Take the material below and write it all out again exactly.

[Figure contents as structured data]
┌──

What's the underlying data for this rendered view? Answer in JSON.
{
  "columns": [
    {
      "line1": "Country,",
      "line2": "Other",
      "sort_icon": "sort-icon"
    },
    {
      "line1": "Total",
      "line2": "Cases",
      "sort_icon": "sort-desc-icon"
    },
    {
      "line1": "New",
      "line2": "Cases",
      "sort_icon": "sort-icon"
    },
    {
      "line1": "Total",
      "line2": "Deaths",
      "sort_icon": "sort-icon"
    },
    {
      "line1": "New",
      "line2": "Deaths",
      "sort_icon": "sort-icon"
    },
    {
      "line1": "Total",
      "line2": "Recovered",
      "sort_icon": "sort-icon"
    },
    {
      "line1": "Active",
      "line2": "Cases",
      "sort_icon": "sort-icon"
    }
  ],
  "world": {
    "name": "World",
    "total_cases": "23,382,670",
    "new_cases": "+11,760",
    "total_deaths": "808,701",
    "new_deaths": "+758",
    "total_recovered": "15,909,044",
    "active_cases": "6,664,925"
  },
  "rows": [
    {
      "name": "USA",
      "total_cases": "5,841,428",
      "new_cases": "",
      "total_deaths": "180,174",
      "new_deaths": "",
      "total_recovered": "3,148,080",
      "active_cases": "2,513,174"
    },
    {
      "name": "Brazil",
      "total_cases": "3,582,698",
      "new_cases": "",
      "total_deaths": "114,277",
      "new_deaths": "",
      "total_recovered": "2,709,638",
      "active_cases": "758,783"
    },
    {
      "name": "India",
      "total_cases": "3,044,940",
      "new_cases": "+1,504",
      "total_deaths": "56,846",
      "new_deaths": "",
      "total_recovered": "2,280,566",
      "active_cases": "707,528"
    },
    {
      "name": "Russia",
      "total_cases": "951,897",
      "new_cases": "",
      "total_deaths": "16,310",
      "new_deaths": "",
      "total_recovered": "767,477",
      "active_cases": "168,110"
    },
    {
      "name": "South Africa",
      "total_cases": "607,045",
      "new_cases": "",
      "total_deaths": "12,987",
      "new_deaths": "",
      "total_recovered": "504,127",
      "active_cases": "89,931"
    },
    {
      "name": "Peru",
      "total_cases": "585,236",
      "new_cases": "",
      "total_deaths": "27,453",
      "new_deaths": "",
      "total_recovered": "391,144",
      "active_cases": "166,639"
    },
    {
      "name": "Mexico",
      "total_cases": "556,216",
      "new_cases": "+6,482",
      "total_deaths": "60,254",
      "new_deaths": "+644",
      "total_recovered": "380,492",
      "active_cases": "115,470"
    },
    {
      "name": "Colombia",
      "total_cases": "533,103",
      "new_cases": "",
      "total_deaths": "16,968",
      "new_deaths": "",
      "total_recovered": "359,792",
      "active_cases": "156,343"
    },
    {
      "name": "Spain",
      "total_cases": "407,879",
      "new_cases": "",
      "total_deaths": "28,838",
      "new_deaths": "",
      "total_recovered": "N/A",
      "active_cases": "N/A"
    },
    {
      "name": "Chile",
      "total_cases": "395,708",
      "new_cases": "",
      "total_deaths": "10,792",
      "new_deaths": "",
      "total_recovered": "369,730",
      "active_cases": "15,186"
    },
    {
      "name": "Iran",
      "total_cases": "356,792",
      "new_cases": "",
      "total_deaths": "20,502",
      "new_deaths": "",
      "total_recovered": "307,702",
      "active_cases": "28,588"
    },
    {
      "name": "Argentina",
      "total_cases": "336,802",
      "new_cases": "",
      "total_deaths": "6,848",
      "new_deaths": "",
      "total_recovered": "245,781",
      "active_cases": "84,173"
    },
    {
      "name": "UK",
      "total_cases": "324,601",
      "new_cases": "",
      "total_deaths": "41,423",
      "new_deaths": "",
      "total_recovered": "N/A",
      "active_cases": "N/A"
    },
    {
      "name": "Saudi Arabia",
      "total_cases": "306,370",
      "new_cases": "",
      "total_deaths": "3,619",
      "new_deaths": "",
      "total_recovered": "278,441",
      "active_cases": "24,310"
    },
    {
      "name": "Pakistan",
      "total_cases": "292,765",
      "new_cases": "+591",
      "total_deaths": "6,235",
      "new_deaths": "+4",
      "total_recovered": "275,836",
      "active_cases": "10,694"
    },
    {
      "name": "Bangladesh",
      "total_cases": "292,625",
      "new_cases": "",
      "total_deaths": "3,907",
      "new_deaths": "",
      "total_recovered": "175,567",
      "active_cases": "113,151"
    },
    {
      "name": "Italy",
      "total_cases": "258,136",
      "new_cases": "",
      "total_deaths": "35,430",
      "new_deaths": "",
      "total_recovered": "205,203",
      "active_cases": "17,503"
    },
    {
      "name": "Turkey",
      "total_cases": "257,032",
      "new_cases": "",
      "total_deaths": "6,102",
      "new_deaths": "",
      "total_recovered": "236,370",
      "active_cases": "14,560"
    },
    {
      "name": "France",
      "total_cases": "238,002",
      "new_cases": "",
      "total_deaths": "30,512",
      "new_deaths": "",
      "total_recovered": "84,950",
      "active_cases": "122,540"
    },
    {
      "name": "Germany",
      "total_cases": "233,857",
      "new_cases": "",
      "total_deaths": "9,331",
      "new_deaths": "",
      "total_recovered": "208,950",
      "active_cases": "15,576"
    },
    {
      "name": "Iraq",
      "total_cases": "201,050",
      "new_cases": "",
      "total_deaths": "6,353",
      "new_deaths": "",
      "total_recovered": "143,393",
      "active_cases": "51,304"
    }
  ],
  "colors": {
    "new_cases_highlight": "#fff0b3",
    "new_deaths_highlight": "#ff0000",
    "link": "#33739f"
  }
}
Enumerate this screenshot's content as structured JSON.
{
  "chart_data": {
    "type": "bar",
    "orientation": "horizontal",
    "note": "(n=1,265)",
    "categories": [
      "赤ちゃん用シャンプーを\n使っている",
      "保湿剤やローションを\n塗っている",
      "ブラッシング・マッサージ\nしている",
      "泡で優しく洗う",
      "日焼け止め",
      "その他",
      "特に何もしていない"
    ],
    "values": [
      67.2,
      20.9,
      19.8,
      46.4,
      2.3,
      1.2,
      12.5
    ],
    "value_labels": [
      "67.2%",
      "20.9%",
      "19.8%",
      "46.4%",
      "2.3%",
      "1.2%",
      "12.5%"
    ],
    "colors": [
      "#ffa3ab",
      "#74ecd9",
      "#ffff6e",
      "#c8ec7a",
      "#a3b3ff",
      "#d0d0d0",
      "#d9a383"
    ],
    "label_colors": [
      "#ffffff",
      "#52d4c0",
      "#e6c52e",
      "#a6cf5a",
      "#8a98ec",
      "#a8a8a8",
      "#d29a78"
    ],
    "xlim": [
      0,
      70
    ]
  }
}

└──

### Solution
What's the underlying data for this rendered view? Answer in JSON.
{
  "columns": [
    {
      "line1": "Country,",
      "line2": "Other",
      "sort_icon": "sort-icon"
    },
    {
      "line1": "Total",
      "line2": "Cases",
      "sort_icon": "sort-desc-icon"
    },
    {
      "line1": "New",
      "line2": "Cases",
      "sort_icon": "sort-icon"
    },
    {
      "line1": "Total",
      "line2": "Deaths",
      "sort_icon": "sort-icon"
    },
    {
      "line1": "New",
      "line2": "Deaths",
      "sort_icon": "sort-icon"
    },
    {
      "line1": "Total",
      "line2": "Recovered",
      "sort_icon": "sort-icon"
    },
    {
      "line1": "Active",
      "line2": "Cases",
      "sort_icon": "sort-icon"
    }
  ],
  "world": {
    "name": "World",
    "total_cases": "23,382,670",
    "new_cases": "+11,760",
    "total_deaths": "808,701",
    "new_deaths": "+758",
    "total_recovered": "15,909,044",
    "active_cases": "6,664,925"
  },
  "rows": [
    {
      "name": "USA",
      "total_cases": "5,841,428",
      "new_cases": "",
      "total_deaths": "180,174",
      "new_deaths": "",
      "total_recovered": "3,148,080",
      "active_cases": "2,513,174"
    },
    {
      "name": "Brazil",
      "total_cases": "3,582,698",
      "new_cases": "",
      "total_deaths": "114,277",
      "new_deaths": "",
      "total_recovered": "2,709,638",
      "active_cases": "758,783"
    },
    {
      "name": "India",
      "total_cases": "3,044,940",
      "new_cases": "+1,504",
      "total_deaths": "56,846",
      "new_deaths": "",
      "total_recovered": "2,280,566",
      "active_cases": "707,528"
    },
    {
      "name": "Russia",
      "total_cases": "951,897",
      "new_cases": "",
      "total_deaths": "16,310",
      "new_deaths": "",
      "total_recovered": "767,477",
      "active_cases": "168,110"
    },
    {
      "name": "South Africa",
      "total_cases": "607,045",
      "new_cases": "",
      "total_deaths": "12,987",
      "new_deaths": "",
      "total_recovered": "504,127",
      "active_cases": "89,931"
    },
    {
      "name": "Peru",
      "total_cases": "585,236",
      "new_cases": "",
      "total_deaths": "27,453",
      "new_deaths": "",
      "total_recovered": "391,144",
      "active_cases": "166,639"
    },
    {
      "name": "Mexico",
      "total_cases": "556,216",
      "new_cases": "+6,482",
      "total_deaths": "60,254",
      "new_deaths": "+644",
      "total_recovered": "380,492",
      "active_cases": "115,470"
    },
    {
      "name": "Colombia",
      "total_cases": "533,103",
      "new_cases": "",
      "total_deaths": "16,968",
      "new_deaths": "",
      "total_recovered": "359,792",
      "active_cases": "156,343"
    },
    {
      "name": "Spain",
      "total_cases": "407,879",
      "new_cases": "",
      "total_deaths": "28,838",
      "new_deaths": "",
      "total_recovered": "N/A",
      "active_cases": "N/A"
    },
    {
      "name": "Chile",
      "total_cases": "395,708",
      "new_cases": "",
      "total_deaths": "10,792",
      "new_deaths": "",
      "total_recovered": "369,730",
      "active_cases": "15,186"
    },
    {
      "name": "Iran",
      "total_cases": "356,792",
      "new_cases": "",
      "total_deaths": "20,502",
      "new_deaths": "",
      "total_recovered": "307,702",
      "active_cases": "28,588"
    },
    {
      "name": "Argentina",
      "total_cases": "336,802",
      "new_cases": "",
      "total_deaths": "6,848",
      "new_deaths": "",
      "total_recovered": "245,781",
      "active_cases": "84,173"
    },
    {
      "name": "UK",
      "total_cases": "324,601",
      "new_cases": "",
      "total_deaths": "41,423",
      "new_deaths": "",
      "total_recovered": "N/A",
      "active_cases": "N/A"
    },
    {
      "name": "Saudi Arabia",
      "total_cases": "306,370",
      "new_cases": "",
      "total_deaths": "3,619",
      "new_deaths": "",
      "total_recovered": "278,441",
      "active_cases": "24,310"
    },
    {
      "name": "Pakistan",
      "total_cases": "292,765",
      "new_cases": "+591",
      "total_deaths": "6,235",
      "new_deaths": "+4",
      "total_recovered": "275,836",
      "active_cases": "10,694"
    },
    {
      "name": "Bangladesh",
      "total_cases": "292,625",
      "new_cases": "",
      "total_deaths": "3,907",
      "new_deaths": "",
      "total_recovered": "175,567",
      "active_cases": "113,151"
    },
    {
      "name": "Italy",
      "total_cases": "258,136",
      "new_cases": "",
      "total_deaths": "35,430",
      "new_deaths": "",
      "total_recovered": "205,203",
      "active_cases": "17,503"
    },
    {
      "name": "Turkey",
      "total_cases": "257,032",
      "new_cases": "",
      "total_deaths": "6,102",
      "new_deaths": "",
      "total_recovered": "236,370",
      "active_cases": "14,560"
    },
    {
      "name": "France",
      "total_cases": "238,002",
      "new_cases": "",
      "total_deaths": "30,512",
      "new_deaths": "",
      "total_recovered": "84,950",
      "active_cases": "122,540"
    },
    {
      "name": "Germany",
      "total_cases": "233,857",
      "new_cases": "",
      "total_deaths": "9,331",
      "new_deaths": "",
      "total_recovered": "208,950",
      "active_cases": "15,576"
    },
    {
      "name": "Iraq",
      "total_cases": "201,050",
      "new_cases": "",
      "total_deaths": "6,353",
      "new_deaths": "",
      "total_recovered": "143,393",
      "active_cases": "51,304"
    }
  ],
  "colors": {
    "new_cases_highlight": "#fff0b3",
    "new_deaths_highlight": "#ff0000",
    "link": "#33739f"
  }
}
Enumerate this screenshot's content as structured JSON.
{
  "chart_data": {
    "type": "bar",
    "orientation": "horizontal",
    "note": "(n=1,265)",
    "categories": [
      "赤ちゃん用シャンプーを\n使っている",
      "保湿剤やローションを\n塗っている",
      "ブラッシング・マッサージ\nしている",
      "泡で優しく洗う",
      "日焼け止め",
      "その他",
      "特に何もしていない"
    ],
    "values": [
      67.2,
      20.9,
      19.8,
      46.4,
      2.3,
      1.2,
      12.5
    ],
    "value_labels": [
      "67.2%",
      "20.9%",
      "19.8%",
      "46.4%",
      "2.3%",
      "1.2%",
      "12.5%"
    ],
    "colors": [
      "#ffa3ab",
      "#74ecd9",
      "#ffff6e",
      "#c8ec7a",
      "#a3b3ff",
      "#d0d0d0",
      "#d9a383"
    ],
    "label_colors": [
      "#ffffff",
      "#52d4c0",
      "#e6c52e",
      "#a6cf5a",
      "#8a98ec",
      "#a8a8a8",
      "#d29a78"
    ],
    "xlim": [
      0,
      70
    ]
  }
}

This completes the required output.